— BEGIN DATA SECTION —

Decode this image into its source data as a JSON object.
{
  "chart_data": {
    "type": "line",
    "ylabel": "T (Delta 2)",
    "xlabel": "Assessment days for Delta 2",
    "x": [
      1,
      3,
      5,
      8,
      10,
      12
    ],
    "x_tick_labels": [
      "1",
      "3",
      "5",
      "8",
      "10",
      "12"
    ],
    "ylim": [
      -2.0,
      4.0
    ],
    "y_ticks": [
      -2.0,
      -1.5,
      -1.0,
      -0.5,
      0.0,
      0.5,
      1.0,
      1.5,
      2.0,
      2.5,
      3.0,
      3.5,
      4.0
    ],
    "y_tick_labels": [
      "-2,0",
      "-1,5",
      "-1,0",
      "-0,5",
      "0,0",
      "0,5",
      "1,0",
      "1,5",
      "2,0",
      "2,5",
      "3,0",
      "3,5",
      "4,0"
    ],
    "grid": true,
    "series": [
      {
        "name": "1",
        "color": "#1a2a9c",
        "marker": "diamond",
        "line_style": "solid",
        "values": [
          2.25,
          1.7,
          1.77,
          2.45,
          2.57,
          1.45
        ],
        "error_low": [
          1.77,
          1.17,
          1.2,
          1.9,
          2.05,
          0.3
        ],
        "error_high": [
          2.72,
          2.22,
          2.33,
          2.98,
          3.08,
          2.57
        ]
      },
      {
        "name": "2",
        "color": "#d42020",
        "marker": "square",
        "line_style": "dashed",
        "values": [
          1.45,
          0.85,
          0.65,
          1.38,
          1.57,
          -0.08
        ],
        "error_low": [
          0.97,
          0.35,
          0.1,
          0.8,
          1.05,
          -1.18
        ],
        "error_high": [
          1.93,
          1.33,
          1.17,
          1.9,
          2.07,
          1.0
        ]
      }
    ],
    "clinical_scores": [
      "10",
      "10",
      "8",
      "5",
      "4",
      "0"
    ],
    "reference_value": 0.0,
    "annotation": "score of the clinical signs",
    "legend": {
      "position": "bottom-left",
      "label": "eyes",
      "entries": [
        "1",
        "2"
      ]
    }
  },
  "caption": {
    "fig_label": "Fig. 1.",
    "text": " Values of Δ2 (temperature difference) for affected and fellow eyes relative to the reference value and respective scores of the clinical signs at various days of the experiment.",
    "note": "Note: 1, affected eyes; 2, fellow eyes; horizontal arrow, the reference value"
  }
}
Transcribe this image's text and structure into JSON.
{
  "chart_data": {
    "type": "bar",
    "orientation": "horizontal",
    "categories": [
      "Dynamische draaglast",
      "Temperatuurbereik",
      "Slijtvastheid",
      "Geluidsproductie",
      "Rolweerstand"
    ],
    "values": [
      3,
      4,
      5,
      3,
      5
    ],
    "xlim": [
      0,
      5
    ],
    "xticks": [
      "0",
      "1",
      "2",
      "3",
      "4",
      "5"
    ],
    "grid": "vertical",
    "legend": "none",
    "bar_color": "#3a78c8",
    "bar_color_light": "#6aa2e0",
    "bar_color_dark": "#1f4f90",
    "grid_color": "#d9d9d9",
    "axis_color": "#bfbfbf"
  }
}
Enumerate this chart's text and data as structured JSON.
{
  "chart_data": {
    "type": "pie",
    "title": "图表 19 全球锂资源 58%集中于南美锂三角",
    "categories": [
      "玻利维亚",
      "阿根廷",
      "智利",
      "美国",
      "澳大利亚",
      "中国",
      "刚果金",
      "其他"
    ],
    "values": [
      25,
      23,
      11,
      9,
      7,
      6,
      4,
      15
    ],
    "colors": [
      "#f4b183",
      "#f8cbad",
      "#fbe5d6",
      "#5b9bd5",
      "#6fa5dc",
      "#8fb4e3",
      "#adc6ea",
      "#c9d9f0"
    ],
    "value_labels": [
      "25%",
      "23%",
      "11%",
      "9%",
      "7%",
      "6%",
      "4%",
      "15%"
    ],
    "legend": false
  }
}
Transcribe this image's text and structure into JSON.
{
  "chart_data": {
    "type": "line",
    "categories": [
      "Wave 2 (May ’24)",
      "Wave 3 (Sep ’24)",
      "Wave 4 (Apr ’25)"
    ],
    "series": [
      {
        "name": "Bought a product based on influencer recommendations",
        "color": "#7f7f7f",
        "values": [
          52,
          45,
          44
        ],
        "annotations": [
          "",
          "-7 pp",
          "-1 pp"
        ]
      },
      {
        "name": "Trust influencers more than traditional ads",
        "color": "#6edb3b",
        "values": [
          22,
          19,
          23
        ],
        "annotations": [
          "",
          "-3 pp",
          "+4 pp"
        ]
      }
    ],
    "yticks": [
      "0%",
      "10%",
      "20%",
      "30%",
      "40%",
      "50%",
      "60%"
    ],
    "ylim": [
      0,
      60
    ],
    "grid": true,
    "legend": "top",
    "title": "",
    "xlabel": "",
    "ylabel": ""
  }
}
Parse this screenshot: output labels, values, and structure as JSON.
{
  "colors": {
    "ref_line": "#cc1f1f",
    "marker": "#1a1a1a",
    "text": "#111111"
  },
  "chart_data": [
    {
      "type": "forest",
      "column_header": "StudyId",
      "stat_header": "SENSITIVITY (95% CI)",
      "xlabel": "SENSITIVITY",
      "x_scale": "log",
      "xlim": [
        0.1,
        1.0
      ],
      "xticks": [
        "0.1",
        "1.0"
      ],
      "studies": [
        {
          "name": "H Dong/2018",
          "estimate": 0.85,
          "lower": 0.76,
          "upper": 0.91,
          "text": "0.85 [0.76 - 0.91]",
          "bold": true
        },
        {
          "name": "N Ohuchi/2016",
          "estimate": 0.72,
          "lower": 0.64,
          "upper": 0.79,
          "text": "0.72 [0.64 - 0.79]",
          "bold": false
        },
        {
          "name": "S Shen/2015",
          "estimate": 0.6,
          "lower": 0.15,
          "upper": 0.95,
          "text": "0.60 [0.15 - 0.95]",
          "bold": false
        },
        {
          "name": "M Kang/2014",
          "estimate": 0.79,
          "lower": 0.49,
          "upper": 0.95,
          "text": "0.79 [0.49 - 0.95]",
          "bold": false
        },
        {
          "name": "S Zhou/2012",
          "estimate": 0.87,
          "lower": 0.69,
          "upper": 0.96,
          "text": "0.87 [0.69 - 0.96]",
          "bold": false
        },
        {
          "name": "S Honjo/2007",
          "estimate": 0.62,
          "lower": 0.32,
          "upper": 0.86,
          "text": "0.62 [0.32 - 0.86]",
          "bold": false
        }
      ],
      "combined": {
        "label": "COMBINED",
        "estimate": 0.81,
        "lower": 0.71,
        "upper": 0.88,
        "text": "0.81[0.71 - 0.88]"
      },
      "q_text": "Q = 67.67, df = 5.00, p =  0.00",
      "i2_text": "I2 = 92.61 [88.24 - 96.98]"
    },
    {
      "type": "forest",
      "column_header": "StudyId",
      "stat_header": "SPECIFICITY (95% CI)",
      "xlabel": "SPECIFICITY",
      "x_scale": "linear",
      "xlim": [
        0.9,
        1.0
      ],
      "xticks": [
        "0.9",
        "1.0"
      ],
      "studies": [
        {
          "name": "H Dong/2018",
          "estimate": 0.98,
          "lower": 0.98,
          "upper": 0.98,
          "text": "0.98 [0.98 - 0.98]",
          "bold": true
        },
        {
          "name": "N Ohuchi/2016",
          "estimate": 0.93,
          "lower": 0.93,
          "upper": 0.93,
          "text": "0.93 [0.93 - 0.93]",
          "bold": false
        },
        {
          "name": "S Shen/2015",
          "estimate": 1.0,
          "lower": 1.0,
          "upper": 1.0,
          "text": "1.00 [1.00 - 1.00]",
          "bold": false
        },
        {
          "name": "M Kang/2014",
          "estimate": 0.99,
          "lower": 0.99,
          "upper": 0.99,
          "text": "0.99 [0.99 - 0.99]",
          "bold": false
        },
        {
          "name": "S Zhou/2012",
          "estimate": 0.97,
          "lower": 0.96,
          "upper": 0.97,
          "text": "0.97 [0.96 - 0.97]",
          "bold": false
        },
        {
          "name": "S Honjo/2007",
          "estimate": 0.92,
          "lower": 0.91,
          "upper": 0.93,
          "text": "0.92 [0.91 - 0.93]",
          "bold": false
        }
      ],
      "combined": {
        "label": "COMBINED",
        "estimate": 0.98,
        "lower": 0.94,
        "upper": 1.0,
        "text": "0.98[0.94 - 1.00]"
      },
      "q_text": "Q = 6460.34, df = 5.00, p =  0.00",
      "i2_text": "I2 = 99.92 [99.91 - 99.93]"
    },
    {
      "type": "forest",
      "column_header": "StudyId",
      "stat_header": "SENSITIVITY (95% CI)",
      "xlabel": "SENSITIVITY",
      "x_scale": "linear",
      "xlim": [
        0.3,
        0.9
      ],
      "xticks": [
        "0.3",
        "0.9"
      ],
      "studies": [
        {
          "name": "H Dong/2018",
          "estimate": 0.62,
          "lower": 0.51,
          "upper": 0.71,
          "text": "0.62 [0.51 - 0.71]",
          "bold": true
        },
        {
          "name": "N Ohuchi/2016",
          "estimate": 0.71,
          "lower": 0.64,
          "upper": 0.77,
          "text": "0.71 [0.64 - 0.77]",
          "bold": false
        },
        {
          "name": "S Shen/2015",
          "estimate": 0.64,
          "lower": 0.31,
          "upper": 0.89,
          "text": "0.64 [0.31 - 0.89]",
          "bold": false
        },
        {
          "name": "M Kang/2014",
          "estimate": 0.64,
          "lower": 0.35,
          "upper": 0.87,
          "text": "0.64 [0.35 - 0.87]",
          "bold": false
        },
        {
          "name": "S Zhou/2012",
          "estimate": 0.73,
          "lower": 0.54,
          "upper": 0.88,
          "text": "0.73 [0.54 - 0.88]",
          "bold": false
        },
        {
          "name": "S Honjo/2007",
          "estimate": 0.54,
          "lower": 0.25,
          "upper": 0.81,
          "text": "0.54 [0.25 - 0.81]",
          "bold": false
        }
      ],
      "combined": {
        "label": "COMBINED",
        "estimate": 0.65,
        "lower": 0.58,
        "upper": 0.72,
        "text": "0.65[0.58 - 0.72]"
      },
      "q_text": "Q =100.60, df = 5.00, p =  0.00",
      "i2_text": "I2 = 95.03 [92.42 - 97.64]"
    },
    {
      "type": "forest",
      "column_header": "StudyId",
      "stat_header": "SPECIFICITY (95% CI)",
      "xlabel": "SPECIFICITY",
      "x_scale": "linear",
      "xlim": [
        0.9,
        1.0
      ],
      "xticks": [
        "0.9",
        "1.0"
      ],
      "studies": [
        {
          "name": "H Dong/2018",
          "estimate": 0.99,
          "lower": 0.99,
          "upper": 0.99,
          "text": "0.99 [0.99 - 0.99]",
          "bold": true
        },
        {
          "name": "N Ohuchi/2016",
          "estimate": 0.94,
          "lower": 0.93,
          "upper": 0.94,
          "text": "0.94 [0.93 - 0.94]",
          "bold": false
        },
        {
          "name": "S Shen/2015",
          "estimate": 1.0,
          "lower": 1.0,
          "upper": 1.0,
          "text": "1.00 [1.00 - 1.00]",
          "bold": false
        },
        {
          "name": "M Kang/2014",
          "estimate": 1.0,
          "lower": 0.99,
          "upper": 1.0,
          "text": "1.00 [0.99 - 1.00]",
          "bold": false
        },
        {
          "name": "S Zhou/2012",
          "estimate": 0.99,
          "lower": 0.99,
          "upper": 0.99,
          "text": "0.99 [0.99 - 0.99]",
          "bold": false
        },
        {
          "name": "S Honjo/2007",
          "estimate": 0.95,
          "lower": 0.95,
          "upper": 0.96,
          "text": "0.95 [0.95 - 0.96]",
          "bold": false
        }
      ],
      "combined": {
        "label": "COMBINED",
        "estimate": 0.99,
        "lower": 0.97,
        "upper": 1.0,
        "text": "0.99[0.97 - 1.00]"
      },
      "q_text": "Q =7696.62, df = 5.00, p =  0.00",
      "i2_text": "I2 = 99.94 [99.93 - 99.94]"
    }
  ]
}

— END DATA SECTION —

◆ REQUIREMENTS ◆
Determine the number of lines in the data that contain "Wave" as a word or string, and state only that number.

◆ THE SOLUTION ◆
3